2012年 11月 16日
<MM5> Survey in Morocco ( Mazagan "Tajine Electrik" )

普段買う CD の数はかなり減ってしまったけれど、今回のモロッコ旅行は例外。訪ねる国や地域によっては日本まで情報が十分に届いていなくて、実際現地に入って探してみると面白い発見や出会いが相次ぐことが度々ある。なので海外に滞在する度になるべく自分の足で歩いて、日本に紹介されていない音楽を探してみることにしている。
2年前モロッコに初めて行ってみた時にはフナイールなどと巡り会った。モロッコといえばシャービやグナワがよく知られていて、この国の音楽全体も日本に紹介されているような気がしていた。けれどフナイールなんかを聴くと、まだまだ知られていない音楽がありそうな予感もする。そう感じて、もう一度モロッコ音楽を現地で探査してみようと思ったのだった。
とは言え全く伝手もない短期滞在では CD 店や古道具屋を巡って探すことくらいしかできない。それでもフェズとマラケシュではまずまずの成果があったのではないだろうか。
パリやマルセイユでレッガーダとスタイフィーを見つけたときなどもそうなのだけれど、私が CD を選ぶ基準は次の4つ。(1)ジャケット(2)店員のお薦め(3)試聴(4)カン。
まず並ぶジャケットを片っ端から見ていって、デザインの雰囲気や、タイトルとアーティスト名から内容やサウンドを想像してみる。その上で「当たり」と感じたものや気になるディスクをザッとピックアップしていく。時間や金のかかったものやプロダクションの新鮮なものなら、スリーブにもそれなりに丁寧に作られているので、そのようなものは選びやすい。これが第一段階。
次は店の人に質問攻勢。「今流行っているのは?」「一番人気は?」「君がいいと思うのは?」と尋ねてみる。例えば今回のマラケシュではこんな具合だった。
「どれが一番のお薦めだい?」
「ティナリウェンがいいよ」
「それなら全部持ってるよ」
「ハレドの新作は?」
「日本にもあるよ。モロッコの音楽が欲しいんだ」
「じゃあ、センハジは?」
「そんなのどこでも買えるよ」
「ビラルは?」
「いらない!マラケシュの音楽とかヒップホップやラップとかないの?」
「フナイールは?」
「とっくに持ってるって!」
そんな無駄なやり取りの末、徐々に宝に近づいていく。

☆ ☆ ☆

▶ _課題_: 上のモロッコ音楽探しの文章から、「次は店の人に質問攻勢。「今流」のある箇所で始まり「そんな無駄なやり取りの末、徐々に宝に近づいていく。」のあとで終わる部分を、一字一句違えずに書き写してください。

☆ ☆ ☆

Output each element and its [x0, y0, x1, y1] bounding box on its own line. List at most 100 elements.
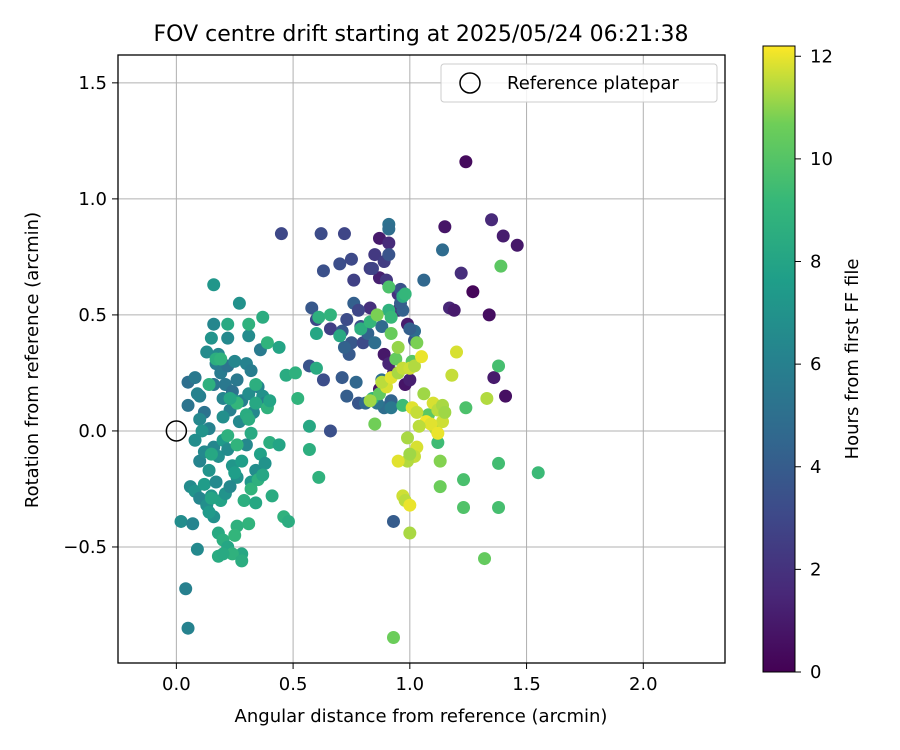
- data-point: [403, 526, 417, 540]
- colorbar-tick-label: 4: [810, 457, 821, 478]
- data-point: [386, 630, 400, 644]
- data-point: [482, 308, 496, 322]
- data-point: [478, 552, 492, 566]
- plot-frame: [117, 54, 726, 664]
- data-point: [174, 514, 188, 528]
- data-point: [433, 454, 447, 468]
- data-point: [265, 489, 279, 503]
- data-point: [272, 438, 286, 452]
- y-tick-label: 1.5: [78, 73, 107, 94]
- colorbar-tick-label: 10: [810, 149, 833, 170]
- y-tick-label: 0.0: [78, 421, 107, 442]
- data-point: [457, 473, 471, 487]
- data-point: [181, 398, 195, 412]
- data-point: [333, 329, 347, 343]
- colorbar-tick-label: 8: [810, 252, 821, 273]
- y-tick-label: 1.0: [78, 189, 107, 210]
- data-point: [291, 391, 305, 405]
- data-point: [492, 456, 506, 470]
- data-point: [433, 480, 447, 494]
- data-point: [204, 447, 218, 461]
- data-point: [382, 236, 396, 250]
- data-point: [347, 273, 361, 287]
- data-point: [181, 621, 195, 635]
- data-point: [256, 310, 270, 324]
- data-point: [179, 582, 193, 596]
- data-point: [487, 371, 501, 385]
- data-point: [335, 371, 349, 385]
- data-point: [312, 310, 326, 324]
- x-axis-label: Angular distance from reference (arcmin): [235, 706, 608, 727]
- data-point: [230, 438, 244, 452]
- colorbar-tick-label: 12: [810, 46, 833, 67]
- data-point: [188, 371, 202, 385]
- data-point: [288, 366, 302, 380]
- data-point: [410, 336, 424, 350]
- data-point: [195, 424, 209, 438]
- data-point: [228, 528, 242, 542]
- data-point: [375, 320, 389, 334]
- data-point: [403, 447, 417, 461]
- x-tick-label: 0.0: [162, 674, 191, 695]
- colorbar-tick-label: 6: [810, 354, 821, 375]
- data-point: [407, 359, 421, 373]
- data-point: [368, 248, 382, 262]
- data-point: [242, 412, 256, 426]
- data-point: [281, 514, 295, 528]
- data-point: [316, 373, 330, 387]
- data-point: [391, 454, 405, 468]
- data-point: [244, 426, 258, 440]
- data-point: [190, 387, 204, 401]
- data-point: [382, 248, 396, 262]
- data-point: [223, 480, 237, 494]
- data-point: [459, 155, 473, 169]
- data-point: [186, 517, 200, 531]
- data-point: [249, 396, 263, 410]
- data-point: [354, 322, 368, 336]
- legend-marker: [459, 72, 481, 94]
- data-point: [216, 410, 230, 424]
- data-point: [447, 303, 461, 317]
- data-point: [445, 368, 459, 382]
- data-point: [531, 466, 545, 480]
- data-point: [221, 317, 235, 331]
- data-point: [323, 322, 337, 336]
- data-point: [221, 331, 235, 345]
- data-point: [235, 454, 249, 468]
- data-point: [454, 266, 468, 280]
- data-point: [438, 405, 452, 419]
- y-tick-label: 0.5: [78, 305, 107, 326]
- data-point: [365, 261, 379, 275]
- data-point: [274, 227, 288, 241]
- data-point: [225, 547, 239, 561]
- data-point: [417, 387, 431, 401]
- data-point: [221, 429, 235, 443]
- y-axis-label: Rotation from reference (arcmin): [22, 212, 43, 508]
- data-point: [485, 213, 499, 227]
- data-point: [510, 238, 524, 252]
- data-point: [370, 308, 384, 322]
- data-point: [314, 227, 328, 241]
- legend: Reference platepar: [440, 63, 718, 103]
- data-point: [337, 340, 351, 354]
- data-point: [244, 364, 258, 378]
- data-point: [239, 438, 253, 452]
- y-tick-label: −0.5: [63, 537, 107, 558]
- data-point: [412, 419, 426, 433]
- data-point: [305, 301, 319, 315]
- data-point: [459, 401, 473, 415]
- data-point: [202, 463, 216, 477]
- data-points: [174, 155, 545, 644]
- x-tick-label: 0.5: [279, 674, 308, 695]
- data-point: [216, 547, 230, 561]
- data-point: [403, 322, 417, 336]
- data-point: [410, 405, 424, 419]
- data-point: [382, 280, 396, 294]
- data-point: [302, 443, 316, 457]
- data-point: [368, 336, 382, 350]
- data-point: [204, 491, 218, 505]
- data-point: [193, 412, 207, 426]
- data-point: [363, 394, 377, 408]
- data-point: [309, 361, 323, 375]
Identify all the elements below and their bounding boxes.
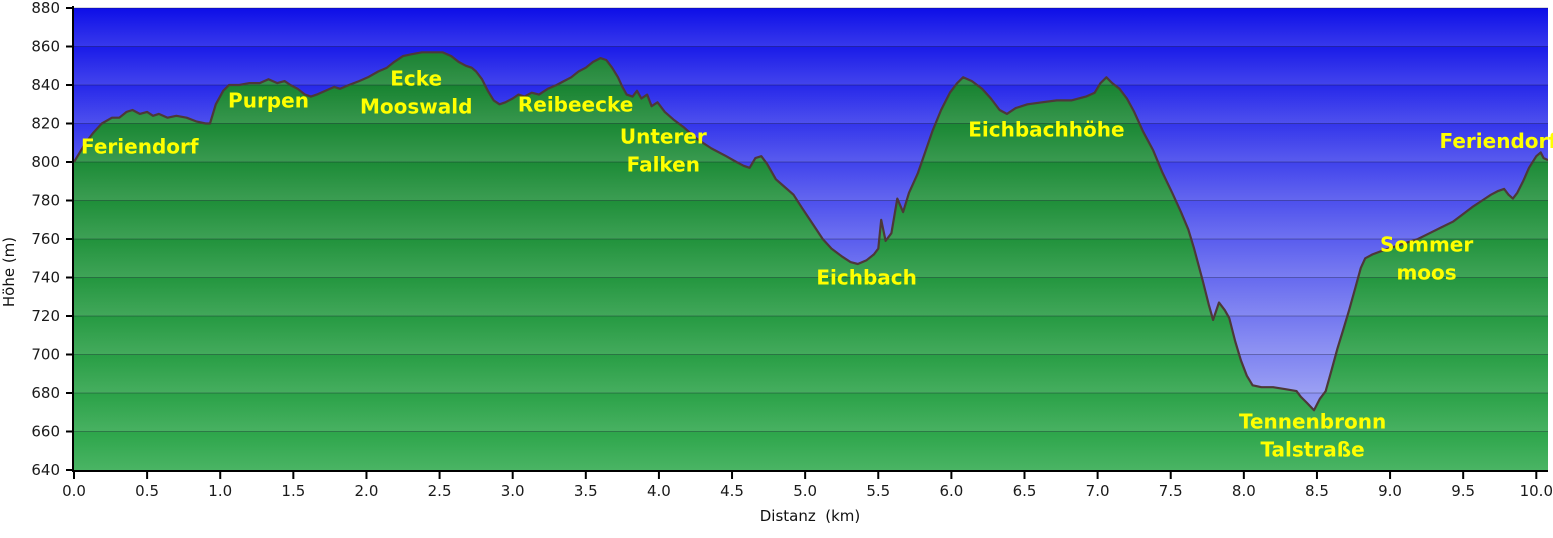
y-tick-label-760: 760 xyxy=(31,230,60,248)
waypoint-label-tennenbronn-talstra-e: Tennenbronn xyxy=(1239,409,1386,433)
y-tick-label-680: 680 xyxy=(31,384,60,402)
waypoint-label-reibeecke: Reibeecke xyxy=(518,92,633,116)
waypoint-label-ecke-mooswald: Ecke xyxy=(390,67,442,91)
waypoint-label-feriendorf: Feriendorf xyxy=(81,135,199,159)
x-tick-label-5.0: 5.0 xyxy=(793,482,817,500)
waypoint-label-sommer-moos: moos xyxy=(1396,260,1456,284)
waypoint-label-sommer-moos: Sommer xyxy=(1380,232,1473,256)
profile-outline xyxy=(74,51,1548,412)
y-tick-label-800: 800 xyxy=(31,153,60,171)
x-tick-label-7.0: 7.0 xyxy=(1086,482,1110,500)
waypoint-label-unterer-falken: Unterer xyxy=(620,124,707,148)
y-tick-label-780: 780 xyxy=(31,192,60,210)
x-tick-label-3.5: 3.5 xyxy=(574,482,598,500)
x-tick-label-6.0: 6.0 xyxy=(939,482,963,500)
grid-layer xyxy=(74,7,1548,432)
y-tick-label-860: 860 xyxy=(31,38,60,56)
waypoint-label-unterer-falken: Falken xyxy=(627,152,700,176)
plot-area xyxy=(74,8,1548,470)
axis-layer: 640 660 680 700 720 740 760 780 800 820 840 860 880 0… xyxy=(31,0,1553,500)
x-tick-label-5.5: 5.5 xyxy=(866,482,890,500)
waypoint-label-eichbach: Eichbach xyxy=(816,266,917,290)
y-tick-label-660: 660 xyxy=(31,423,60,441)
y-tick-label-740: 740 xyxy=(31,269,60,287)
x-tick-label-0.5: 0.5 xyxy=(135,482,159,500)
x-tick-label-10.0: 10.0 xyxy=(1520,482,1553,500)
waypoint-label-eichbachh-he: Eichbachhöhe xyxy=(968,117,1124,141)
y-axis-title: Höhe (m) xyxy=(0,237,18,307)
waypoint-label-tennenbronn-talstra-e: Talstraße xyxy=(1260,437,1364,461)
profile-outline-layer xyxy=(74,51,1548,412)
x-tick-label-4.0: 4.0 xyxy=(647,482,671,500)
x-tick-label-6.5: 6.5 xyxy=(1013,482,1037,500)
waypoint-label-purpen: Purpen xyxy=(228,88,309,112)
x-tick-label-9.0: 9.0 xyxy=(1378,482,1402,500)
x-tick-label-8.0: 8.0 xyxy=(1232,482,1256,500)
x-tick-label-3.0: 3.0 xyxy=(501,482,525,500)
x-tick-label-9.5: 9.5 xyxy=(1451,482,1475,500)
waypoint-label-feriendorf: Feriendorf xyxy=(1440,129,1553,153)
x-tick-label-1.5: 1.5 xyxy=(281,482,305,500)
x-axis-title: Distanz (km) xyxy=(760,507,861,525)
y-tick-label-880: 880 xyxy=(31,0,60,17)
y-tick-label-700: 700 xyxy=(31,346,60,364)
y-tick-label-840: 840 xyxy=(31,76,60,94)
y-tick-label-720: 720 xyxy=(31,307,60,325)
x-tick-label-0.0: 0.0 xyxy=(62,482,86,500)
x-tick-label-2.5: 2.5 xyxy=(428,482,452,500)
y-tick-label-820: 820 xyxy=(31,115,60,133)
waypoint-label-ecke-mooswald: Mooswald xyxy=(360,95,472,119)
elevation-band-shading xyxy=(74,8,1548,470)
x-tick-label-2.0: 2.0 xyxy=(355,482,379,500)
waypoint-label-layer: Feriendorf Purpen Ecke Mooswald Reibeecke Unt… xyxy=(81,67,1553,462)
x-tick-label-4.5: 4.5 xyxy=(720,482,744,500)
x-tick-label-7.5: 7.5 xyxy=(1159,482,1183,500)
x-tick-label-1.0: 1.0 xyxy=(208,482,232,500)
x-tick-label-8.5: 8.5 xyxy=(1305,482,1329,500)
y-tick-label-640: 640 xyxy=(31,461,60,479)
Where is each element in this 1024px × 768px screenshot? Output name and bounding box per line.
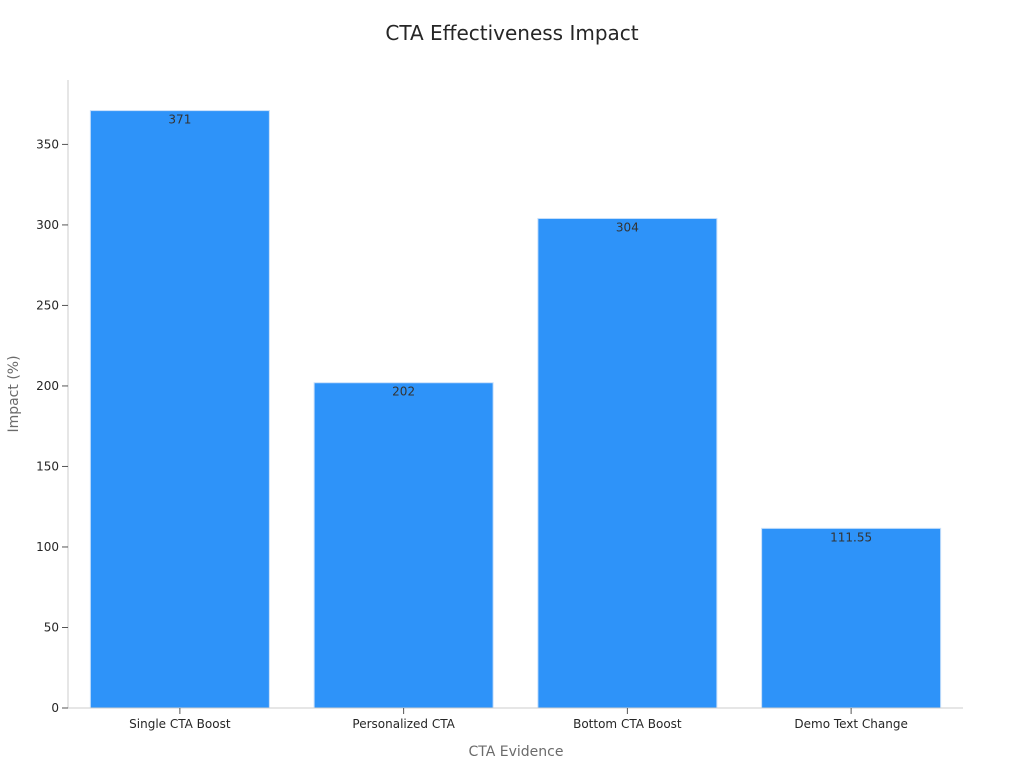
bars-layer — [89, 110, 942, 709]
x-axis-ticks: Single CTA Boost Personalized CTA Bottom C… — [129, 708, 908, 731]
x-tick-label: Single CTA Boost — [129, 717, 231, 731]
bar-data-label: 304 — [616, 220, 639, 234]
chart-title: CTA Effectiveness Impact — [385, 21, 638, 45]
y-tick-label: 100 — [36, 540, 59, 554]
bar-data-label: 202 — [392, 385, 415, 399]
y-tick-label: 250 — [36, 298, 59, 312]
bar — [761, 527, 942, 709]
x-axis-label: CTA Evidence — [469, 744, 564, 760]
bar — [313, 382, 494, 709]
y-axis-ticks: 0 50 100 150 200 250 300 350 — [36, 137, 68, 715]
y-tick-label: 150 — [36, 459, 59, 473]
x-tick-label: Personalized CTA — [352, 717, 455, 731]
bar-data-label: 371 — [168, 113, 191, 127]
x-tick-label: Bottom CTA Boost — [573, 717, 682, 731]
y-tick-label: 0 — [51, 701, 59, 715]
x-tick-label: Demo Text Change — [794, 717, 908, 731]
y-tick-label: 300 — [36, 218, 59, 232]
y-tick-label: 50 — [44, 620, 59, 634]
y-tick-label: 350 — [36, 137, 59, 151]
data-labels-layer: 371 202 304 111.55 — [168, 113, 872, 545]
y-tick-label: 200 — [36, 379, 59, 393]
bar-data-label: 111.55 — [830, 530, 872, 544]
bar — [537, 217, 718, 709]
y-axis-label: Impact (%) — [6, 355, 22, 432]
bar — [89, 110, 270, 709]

☆ ☆ ☆

▶ _解答_:
次は店の人に質問攻勢。「今流行っているのは?」「一番人気は?」「君がいいと思うのは?」と尋ねてみる。例えば今回のマラケシュではこんな具合だった。
「どれが一番のお薦めだい?」
「ティナリウェンがいいよ」
「それなら全部持ってるよ」
「ハレドの新作は?」
「日本にもあるよ。モロッコの音楽が欲しいんだ」
「じゃあ、センハジは?」
「そんなのどこでも買えるよ」
「ビラルは?」
「いらない!マラケシュの音楽とかヒップホップやラップとかないの?」
「フナイールは?」
「とっくに持ってるって!」
そんな無駄なやり取りの末、徐々に宝に近づいていく。